#### Exercise
Reproduce each line from the records that holds "title".

#### Dataset
__________

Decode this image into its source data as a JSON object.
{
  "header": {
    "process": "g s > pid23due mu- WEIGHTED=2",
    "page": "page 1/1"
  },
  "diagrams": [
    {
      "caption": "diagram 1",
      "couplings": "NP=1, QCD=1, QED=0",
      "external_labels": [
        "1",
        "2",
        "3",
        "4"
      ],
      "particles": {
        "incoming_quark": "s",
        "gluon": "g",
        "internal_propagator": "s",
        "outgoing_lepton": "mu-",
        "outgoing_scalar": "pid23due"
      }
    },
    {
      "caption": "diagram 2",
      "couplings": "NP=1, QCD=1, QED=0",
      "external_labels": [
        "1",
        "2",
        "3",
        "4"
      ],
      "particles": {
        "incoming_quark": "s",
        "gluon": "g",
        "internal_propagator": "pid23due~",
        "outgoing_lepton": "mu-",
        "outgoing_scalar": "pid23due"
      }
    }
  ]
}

__________

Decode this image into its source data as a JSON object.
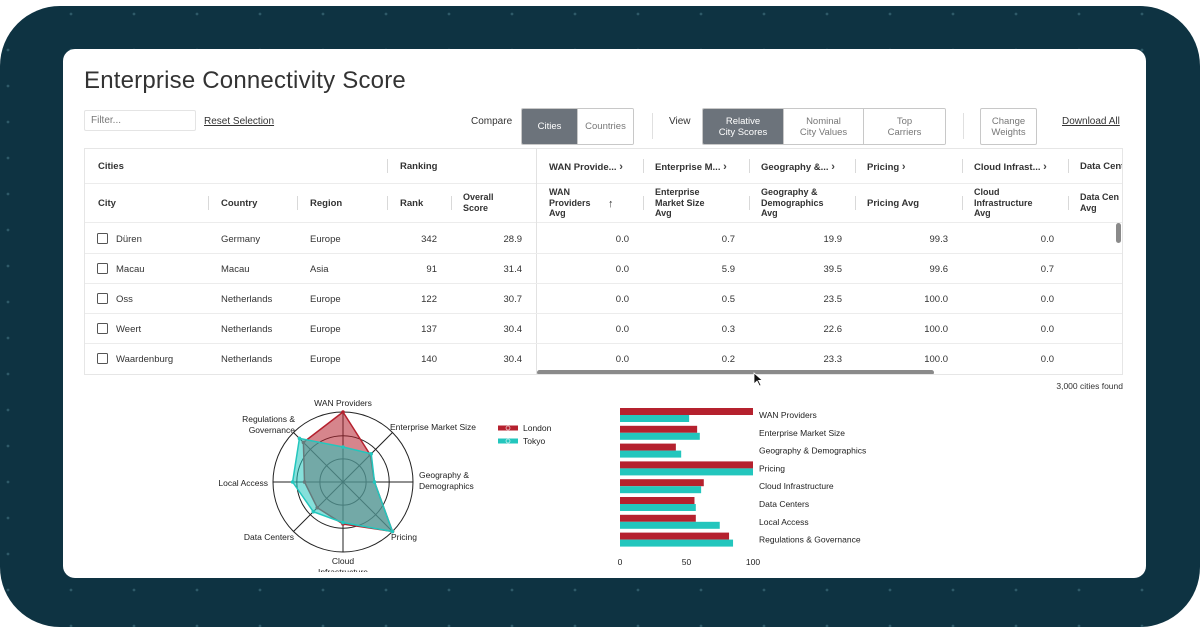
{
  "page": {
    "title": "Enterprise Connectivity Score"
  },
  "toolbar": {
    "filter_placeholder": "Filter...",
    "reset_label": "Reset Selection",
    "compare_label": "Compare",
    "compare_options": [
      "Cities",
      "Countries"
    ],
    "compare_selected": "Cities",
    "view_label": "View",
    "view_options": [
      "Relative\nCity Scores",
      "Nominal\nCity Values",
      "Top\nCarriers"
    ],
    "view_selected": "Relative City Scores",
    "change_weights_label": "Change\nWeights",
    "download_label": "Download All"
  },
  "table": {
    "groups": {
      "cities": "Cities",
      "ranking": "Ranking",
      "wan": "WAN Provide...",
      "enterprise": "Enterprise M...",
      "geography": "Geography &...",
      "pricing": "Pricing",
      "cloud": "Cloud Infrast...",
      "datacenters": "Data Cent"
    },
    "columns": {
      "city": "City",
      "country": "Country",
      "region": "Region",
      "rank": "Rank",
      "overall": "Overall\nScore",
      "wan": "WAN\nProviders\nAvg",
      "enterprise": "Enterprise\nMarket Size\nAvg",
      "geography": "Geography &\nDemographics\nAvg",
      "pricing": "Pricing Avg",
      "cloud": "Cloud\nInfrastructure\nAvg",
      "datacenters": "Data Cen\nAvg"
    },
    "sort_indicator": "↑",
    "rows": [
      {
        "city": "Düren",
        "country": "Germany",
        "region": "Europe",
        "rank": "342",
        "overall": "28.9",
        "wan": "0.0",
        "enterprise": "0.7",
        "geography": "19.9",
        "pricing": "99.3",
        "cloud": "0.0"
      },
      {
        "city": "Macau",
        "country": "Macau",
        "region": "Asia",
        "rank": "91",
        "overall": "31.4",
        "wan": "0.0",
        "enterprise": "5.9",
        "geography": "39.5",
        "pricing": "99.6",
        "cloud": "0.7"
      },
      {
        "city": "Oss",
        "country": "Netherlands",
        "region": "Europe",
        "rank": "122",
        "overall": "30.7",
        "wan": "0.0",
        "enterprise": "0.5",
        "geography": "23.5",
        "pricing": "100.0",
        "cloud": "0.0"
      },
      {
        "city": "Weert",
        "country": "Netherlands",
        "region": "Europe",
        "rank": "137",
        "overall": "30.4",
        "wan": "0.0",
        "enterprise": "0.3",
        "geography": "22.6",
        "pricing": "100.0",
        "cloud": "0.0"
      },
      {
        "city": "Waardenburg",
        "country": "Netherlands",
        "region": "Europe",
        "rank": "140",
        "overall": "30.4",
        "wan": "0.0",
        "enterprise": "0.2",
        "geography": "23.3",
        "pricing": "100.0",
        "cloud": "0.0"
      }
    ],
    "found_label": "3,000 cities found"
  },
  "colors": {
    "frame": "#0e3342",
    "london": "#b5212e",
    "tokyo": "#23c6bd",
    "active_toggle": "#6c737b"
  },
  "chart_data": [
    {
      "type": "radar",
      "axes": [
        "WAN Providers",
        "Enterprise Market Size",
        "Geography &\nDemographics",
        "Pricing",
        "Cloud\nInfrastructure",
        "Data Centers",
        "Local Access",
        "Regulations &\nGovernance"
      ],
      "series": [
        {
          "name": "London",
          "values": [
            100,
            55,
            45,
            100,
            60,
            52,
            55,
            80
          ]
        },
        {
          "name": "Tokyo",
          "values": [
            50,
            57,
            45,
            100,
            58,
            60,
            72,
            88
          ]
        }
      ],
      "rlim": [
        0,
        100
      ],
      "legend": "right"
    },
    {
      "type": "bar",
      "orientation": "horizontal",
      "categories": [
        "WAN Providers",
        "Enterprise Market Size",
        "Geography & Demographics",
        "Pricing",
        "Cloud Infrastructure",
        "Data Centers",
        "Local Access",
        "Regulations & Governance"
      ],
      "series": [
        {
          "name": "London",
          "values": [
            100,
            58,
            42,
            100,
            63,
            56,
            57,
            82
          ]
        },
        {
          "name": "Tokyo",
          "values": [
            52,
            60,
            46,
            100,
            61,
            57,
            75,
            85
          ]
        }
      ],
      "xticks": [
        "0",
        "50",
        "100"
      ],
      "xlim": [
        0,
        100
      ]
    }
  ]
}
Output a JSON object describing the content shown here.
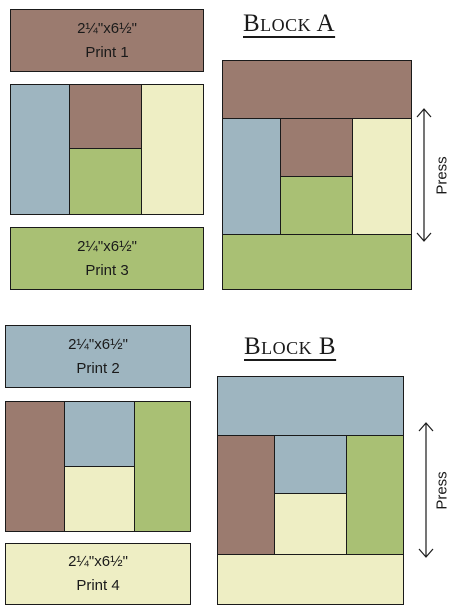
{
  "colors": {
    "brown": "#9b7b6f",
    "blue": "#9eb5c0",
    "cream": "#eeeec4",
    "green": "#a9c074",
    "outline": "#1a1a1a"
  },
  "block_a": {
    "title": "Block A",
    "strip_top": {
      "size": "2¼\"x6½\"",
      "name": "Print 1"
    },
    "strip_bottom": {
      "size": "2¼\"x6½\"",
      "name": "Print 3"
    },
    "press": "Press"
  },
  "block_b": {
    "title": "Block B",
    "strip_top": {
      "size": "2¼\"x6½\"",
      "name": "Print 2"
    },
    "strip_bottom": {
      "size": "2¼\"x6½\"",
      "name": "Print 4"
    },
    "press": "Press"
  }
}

__________

#### Correct output
    "title": "Enterprise Connectivity Score"
    "title": "Block A",
    "title": "Block B",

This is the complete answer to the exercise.